Start of Records for this task

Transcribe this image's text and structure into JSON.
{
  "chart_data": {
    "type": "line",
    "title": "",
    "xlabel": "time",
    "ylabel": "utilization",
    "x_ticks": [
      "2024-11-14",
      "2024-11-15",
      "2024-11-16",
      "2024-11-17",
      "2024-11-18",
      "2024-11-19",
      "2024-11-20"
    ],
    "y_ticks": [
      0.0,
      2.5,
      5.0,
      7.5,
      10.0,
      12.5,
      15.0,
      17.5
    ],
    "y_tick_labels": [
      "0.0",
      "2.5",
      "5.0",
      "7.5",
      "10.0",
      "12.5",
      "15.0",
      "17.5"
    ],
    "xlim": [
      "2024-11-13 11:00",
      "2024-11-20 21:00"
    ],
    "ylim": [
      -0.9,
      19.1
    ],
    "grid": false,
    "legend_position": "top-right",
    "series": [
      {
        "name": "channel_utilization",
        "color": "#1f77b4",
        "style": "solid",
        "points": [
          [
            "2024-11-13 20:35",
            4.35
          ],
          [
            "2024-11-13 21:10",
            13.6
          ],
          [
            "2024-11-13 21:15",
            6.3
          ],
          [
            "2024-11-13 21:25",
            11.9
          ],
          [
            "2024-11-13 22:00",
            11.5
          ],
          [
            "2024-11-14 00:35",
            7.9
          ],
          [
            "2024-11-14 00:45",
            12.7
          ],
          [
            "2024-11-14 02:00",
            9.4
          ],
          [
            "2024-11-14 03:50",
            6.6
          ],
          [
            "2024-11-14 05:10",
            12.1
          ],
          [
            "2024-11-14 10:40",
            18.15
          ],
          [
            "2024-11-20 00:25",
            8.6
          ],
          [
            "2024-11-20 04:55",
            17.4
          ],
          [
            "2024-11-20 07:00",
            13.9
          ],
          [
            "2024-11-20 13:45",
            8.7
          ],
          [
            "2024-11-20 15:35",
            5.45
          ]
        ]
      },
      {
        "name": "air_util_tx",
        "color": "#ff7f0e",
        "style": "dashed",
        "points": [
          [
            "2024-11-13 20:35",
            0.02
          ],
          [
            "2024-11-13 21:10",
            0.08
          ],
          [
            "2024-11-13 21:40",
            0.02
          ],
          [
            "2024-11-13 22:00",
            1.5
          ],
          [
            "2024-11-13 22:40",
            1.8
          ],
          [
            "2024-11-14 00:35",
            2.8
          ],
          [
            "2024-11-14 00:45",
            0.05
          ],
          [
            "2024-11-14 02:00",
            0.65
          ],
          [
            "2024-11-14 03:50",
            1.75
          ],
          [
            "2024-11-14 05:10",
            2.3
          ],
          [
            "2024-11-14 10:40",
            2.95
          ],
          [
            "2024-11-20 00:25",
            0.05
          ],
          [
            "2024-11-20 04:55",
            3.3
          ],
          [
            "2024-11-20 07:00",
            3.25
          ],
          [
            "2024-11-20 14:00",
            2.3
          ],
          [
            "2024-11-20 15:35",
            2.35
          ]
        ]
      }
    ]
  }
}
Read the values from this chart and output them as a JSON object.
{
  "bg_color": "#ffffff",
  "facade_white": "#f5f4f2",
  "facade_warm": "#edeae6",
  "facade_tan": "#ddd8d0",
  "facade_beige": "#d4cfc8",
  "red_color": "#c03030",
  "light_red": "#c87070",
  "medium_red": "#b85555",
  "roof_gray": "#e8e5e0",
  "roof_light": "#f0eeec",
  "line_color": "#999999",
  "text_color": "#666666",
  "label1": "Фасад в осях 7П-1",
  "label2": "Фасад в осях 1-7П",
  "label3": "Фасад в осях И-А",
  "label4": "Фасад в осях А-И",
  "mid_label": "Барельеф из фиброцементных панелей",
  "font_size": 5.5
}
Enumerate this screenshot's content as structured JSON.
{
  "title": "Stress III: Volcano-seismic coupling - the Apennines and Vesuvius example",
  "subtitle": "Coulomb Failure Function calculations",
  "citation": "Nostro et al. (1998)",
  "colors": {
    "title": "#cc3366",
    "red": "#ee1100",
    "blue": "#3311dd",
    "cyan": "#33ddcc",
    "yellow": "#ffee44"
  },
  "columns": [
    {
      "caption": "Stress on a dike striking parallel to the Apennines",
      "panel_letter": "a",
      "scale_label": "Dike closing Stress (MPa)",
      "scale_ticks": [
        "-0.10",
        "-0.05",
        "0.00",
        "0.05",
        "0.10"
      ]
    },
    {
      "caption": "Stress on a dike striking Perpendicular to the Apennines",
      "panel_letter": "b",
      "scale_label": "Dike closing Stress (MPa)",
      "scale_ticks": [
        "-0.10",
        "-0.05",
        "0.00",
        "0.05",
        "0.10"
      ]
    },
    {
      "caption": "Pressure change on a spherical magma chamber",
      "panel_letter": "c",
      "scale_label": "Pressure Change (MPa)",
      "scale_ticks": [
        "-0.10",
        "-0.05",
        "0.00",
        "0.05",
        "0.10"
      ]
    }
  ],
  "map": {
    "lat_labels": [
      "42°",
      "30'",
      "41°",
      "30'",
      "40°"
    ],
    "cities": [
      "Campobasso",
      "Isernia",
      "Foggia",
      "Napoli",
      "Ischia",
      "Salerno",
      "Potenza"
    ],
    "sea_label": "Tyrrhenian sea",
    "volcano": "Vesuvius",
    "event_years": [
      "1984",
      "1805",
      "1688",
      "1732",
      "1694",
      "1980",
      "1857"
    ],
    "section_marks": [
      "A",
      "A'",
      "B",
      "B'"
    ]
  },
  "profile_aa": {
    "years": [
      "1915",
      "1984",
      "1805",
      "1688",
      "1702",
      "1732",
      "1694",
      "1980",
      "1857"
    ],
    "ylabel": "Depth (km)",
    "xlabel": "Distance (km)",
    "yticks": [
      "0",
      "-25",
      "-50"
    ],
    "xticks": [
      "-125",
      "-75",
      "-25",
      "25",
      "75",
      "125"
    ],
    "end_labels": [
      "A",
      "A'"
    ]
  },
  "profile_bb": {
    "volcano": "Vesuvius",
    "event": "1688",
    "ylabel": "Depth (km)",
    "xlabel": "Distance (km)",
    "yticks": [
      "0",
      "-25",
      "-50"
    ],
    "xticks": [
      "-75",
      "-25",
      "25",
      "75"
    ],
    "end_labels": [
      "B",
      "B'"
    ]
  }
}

End of Records for this task

The request
Which lines contain the word "name"? Return each of them.

Output of the exercise
        "name": "channel_utilization",
        "name": "air_util_tx",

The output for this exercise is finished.